> Given text
+ + + + +
Most traditional media companies are fighting declining advertising revenue. The New York Times is moving in the opposite direction.

Key Takeaways

  • NYT ad revenue up 29% in 2025 — with no midterms, no World Cup, no one-off event to explain it
  • Direct-sold advertising, not programmatic, is driving most of that growth — another differentiator from the market
  • Podcast sponsorship is growing triple digits. Sports content is up 75–80%, driven by The Athletic. Traditional print is up 9%.

In this episode of Media Monitor, Kelly Sweeney and Sean Wright launch a new deep-dive series using Guideline's advertising intelligence data to go beneath the single line that says "advertising" in a 10-K and show what's actually happening inside one of the industry's strongest ad businesses.

29% Ad Revenue Growth. No Midterms. No World Cup. So How?

The narrative in media right now is that hard news doesn't sell. There are several reasons for the lack of interest in hard news: post-election fatigue, political and global headline weariness, shifting attention, and the continuous expansion of news sourcing from social media. Reading the room, the New York Times pivoted.

Their advertising revenue grew 29% in 2025 compared to 2024. That's not a number you explain away with a favorable news cycle or a one-time sporting event. Simply put — there wasn't one. No midterms, no major sporting events that could explain this increase or how the Times grew faster than nearly anyone else in the space. What was different was the type of advertising being sold.

A significant share of that growth was direct sold. Brands aren't finding Times readers through a programmatic exchange. They're going directly to The New York Times because they want to be in The New York Times. That distinction matters for pricing, for margin, and for what it signals about where the brand sits in the market — from their games to subscription options. The Times is ever evolving to maintain their lead, and it is showing.

Podcast Advertising Is a Real Revenue Line — With a Breakout Story Inside It

The Times generated roughly $16 million in podcast advertising in 2025, which is substantial, but the headline inside that number is where it gets interesting.

Their biggest growth was in sponsorship formats (host-read copy and similar placements), growing at triple digits compared to standard spot placements. This wasn't an accident. It happens when you spend years building audio talent that listeners actually follow. When an audience shows up every morning to hear a specific voice walk them through the news, the trust that builds between host and listener becomes a product that advertisers are willing to pay a significant premium to access. The Times invested in that relationship with the listener, and it is proving its worth.
+ + + + +
> Data
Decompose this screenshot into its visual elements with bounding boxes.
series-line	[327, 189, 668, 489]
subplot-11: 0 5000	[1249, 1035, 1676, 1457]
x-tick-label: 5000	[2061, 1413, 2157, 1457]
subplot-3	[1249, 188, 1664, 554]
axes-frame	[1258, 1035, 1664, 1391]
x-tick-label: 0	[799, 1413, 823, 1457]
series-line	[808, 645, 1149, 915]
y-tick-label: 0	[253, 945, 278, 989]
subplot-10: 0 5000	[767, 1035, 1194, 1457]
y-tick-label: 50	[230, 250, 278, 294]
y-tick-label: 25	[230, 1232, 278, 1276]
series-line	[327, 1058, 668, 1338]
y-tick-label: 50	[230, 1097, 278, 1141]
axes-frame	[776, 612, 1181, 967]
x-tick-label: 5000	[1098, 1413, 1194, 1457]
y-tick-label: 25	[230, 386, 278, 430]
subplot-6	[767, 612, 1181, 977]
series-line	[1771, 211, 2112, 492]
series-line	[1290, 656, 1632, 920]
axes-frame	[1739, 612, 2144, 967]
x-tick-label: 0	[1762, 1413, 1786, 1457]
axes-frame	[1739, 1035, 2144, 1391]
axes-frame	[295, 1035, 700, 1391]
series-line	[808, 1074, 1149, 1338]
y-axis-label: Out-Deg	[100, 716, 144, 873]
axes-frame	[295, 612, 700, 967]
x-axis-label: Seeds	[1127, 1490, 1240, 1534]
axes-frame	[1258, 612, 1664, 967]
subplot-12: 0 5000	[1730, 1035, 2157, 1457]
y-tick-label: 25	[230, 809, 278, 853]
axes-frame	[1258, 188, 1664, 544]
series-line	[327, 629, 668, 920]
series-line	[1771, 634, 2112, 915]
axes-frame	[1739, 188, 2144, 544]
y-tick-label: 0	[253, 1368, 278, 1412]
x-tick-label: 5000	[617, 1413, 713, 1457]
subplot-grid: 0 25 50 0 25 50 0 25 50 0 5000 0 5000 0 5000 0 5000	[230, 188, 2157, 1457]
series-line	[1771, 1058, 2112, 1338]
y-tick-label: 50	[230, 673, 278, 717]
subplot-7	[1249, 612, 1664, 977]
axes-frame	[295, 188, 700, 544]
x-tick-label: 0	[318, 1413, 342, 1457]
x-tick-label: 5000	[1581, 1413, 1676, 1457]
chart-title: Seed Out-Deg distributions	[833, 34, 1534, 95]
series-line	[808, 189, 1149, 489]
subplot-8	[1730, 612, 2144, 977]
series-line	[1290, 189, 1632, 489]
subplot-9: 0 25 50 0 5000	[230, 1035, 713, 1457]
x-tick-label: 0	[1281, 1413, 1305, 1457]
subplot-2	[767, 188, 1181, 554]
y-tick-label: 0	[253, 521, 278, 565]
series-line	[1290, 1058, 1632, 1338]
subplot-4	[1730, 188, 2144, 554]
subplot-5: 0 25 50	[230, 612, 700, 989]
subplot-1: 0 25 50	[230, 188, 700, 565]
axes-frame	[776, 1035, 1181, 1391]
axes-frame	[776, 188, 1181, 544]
+ + + + +
> Objectives
1. List the reasons the article gives for the lack of interest in hard news.
2. Rewrite the rows that come after the article as a Markdown table with two columns, "No." for each row's number and "Line" for its text. Leave out any blank lines.

> Expected responses
1.
- post-election fatigue
- political and global headline weariness
- shifting attention
- the continuous expansion of news sourcing from social media

2.
| No. | Line |
|---|---|
| 1 | Decompose this screenshot into its visual elements with bounding boxes. |
| 2 | series-line	[327, 189, 668, 489] |
| 3 | subplot-11: 0 5000	[1249, 1035, 1676, 1457] |
| 4 | x-tick-label: 5000	[2061, 1413, 2157, 1457] |
| 5 | subplot-3	[1249, 188, 1664, 554] |
| 6 | axes-frame	[1258, 1035, 1664, 1391] |
| 7 | x-tick-label: 0	[799, 1413, 823, 1457] |
| 8 | series-line	[808, 645, 1149, 915] |
| 9 | y-tick-label: 0	[253, 945, 278, 989] |
| 10 | subplot-10: 0 5000	[767, 1035, 1194, 1457] |
| 11 | y-tick-label: 50	[230, 250, 278, 294] |
| 12 | y-tick-label: 25	[230, 1232, 278, 1276] |
| 13 | series-line	[327, 1058, 668, 1338] |
| 14 | y-tick-label: 50	[230, 1097, 278, 1141] |
| 15 | axes-frame	[776, 612, 1181, 967] |
| 16 | x-tick-label: 5000	[1098, 1413, 1194, 1457] |
| 17 | y-tick-label: 25	[230, 386, 278, 430] |
| 18 | subplot-6	[767, 612, 1181, 977] |
| 19 | series-line	[1771, 211, 2112, 492] |
| 20 | series-line	[1290, 656, 1632, 920] |
| 21 | axes-frame	[1739, 612, 2144, 967] |
| 22 | x-tick-label: 0	[1762, 1413, 1786, 1457] |
| 23 | axes-frame	[1739, 1035, 2144, 1391] |
| 24 | axes-frame	[295, 1035, 700, 1391] |
| 25 | series-line	[808, 1074, 1149, 1338] |
| 26 | y-axis-label: Out-Deg	[100, 716, 144, 873] |
| 27 | axes-frame	[295, 612, 700, 967] |
| 28 | x-axis-label: Seeds	[1127, 1490, 1240, 1534] |
| 29 | axes-frame	[1258, 612, 1664, 967] |
| 30 | subplot-12: 0 5000	[1730, 1035, 2157, 1457] |
| 31 | y-tick-label: 25	[230, 809, 278, 853] |
| 32 | axes-frame	[1258, 188, 1664, 544] |
| 33 | series-line	[327, 629, 668, 920] |
| 34 | series-line	[1771, 634, 2112, 915] |
| 35 | axes-frame	[1739, 188, 2144, 544] |
| 36 | y-tick-label: 0	[253, 1368, 278, 1412] |
| 37 | x-tick-label: 5000	[617, 1413, 713, 1457] |
| 38 | subplot-grid: 0 25 50 0 25 50 0 25 50 0 5000 0 5000 0 5000 0 5000	[230, 188, 2157, 1457] |
| 39 | series-line	[1771, 1058, 2112, 1338] |
| 40 | y-tick-label: 50	[230, 673, 278, 717] |
| 41 | subplot-7	[1249, 612, 1664, 977] |
| 42 | axes-frame	[295, 188, 700, 544] |
| 43 | x-tick-label: 0	[318, 1413, 342, 1457] |
| 44 | x-tick-label: 5000	[1581, 1413, 1676, 1457] |
| 45 | chart-title: Seed Out-Deg distributions	[833, 34, 1534, 95] |
| 46 | series-line	[808, 189, 1149, 489] |
| 47 | subplot-8	[1730, 612, 2144, 977] |
| 48 | series-line	[1290, 189, 1632, 489] |
| 49 | subplot-9: 0 25 50 0 5000	[230, 1035, 713, 1457] |
| 50 | x-tick-label: 0	[1281, 1413, 1305, 1457] |
| 51 | subplot-2	[767, 188, 1181, 554] |
| 52 | y-tick-label: 0	[253, 521, 278, 565] |
| 53 | series-line	[1290, 1058, 1632, 1338] |
| 54 | subplot-4	[1730, 188, 2144, 554] |
| 55 | subplot-5: 0 25 50	[230, 612, 700, 989] |
| 56 | subplot-1: 0 25 50	[230, 188, 700, 565] |
| 57 | axes-frame	[776, 1035, 1181, 1391] |
| 58 | axes-frame	[776, 188, 1181, 544] |